[begin Source records]

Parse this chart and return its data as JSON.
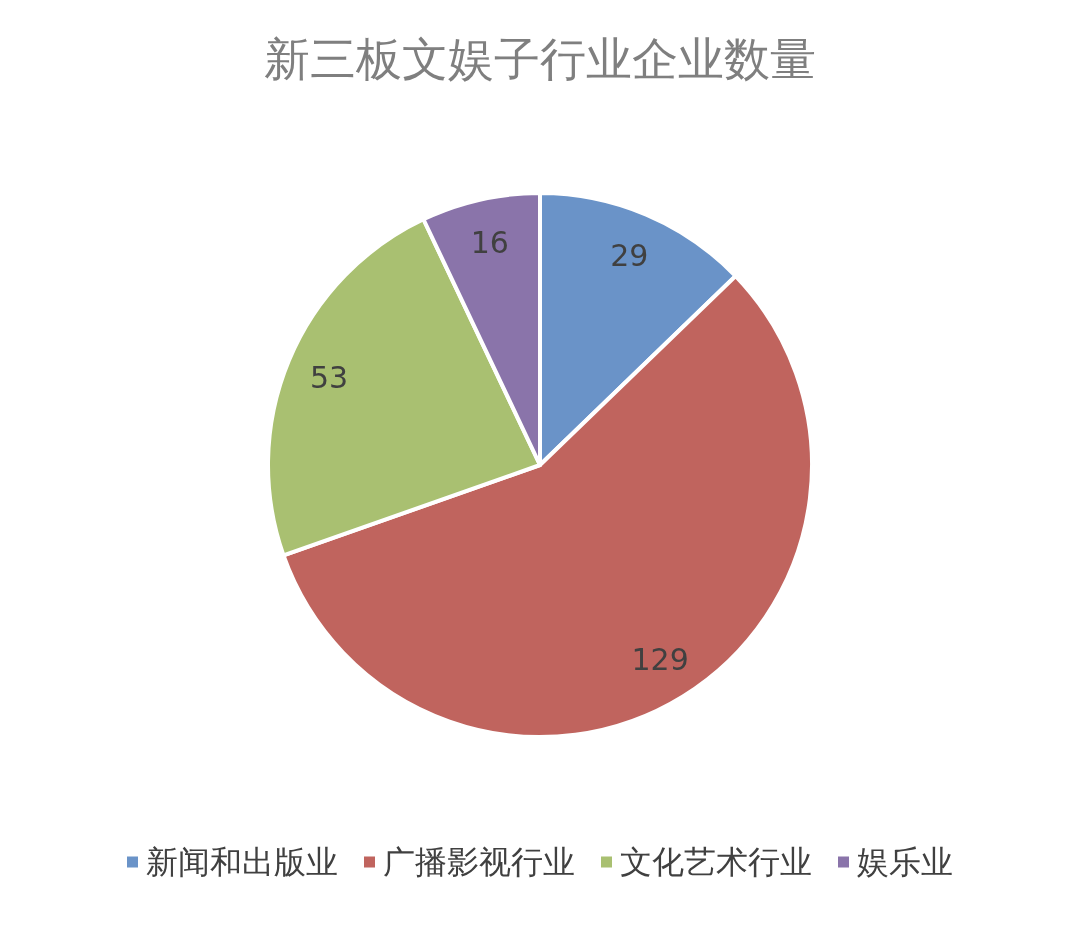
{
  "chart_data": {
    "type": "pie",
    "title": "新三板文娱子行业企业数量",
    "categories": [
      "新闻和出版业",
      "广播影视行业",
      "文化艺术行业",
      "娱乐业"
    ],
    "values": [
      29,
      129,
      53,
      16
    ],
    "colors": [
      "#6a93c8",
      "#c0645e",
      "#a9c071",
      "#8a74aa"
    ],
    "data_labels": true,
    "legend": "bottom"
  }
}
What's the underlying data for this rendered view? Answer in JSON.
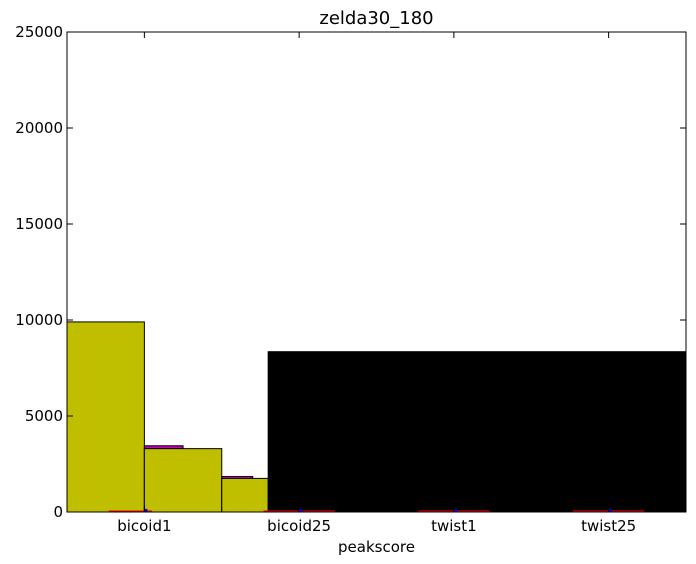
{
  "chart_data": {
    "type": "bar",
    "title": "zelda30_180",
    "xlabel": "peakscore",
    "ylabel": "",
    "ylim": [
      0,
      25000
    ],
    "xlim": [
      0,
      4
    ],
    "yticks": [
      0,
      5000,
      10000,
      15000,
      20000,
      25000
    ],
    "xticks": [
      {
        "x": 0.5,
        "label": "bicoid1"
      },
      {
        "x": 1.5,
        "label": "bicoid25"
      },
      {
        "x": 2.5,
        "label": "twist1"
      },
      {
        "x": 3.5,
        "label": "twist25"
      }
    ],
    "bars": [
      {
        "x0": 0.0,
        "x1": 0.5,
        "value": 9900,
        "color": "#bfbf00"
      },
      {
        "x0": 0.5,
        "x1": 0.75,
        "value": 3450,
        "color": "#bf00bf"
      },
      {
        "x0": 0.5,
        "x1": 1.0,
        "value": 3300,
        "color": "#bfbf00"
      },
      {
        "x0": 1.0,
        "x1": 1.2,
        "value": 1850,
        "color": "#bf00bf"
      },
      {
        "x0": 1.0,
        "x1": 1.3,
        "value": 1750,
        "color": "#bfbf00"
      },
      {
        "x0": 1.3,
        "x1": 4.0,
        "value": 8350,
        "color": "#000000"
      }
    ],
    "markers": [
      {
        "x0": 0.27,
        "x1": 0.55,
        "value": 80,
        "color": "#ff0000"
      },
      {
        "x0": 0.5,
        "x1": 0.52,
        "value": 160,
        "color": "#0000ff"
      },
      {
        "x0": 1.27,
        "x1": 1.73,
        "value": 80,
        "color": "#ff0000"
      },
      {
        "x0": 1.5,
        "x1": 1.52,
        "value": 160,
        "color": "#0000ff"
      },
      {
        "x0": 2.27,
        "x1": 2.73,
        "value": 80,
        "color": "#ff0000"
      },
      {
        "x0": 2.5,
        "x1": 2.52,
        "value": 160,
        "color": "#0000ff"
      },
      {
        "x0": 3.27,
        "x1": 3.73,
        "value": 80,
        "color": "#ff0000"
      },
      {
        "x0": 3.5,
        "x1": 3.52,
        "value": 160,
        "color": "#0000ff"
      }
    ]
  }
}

[end Source records]

# To do
Write the material out again exactly as it appears, dropping the pictures.

# Output for this task
Parse this chart and return its data as JSON.
{
  "chart_data": {
    "type": "pie",
    "title": "新三板文娱子行业企业数量",
    "categories": [
      "新闻和出版业",
      "广播影视行业",
      "文化艺术行业",
      "娱乐业"
    ],
    "values": [
      29,
      129,
      53,
      16
    ],
    "colors": [
      "#6a93c8",
      "#c0645e",
      "#a9c071",
      "#8a74aa"
    ],
    "data_labels": true,
    "legend": "bottom"
  }
}
What's the underlying data for this rendered view? Answer in JSON.
{
  "chart_data": {
    "type": "bar",
    "title": "zelda30_180",
    "xlabel": "peakscore",
    "ylabel": "",
    "ylim": [
      0,
      25000
    ],
    "xlim": [
      0,
      4
    ],
    "yticks": [
      0,
      5000,
      10000,
      15000,
      20000,
      25000
    ],
    "xticks": [
      {
        "x": 0.5,
        "label": "bicoid1"
      },
      {
        "x": 1.5,
        "label": "bicoid25"
      },
      {
        "x": 2.5,
        "label": "twist1"
      },
      {
        "x": 3.5,
        "label": "twist25"
      }
    ],
    "bars": [
      {
        "x0": 0.0,
        "x1": 0.5,
        "value": 9900,
        "color": "#bfbf00"
      },
      {
        "x0": 0.5,
        "x1": 0.75,
        "value": 3450,
        "color": "#bf00bf"
      },
      {
        "x0": 0.5,
        "x1": 1.0,
        "value": 3300,
        "color": "#bfbf00"
      },
      {
        "x0": 1.0,
        "x1": 1.2,
        "value": 1850,
        "color": "#bf00bf"
      },
      {
        "x0": 1.0,
        "x1": 1.3,
        "value": 1750,
        "color": "#bfbf00"
      },
      {
        "x0": 1.3,
        "x1": 4.0,
        "value": 8350,
        "color": "#000000"
      }
    ],
    "markers": [
      {
        "x0": 0.27,
        "x1": 0.55,
        "value": 80,
        "color": "#ff0000"
      },
      {
        "x0": 0.5,
        "x1": 0.52,
        "value": 160,
        "color": "#0000ff"
      },
      {
        "x0": 1.27,
        "x1": 1.73,
        "value": 80,
        "color": "#ff0000"
      },
      {
        "x0": 1.5,
        "x1": 1.52,
        "value": 160,
        "color": "#0000ff"
      },
      {
        "x0": 2.27,
        "x1": 2.73,
        "value": 80,
        "color": "#ff0000"
      },
      {
        "x0": 2.5,
        "x1": 2.52,
        "value": 160,
        "color": "#0000ff"
      },
      {
        "x0": 3.27,
        "x1": 3.73,
        "value": 80,
        "color": "#ff0000"
      },
      {
        "x0": 3.5,
        "x1": 3.52,
        "value": 160,
        "color": "#0000ff"
      }
    ]
  }
}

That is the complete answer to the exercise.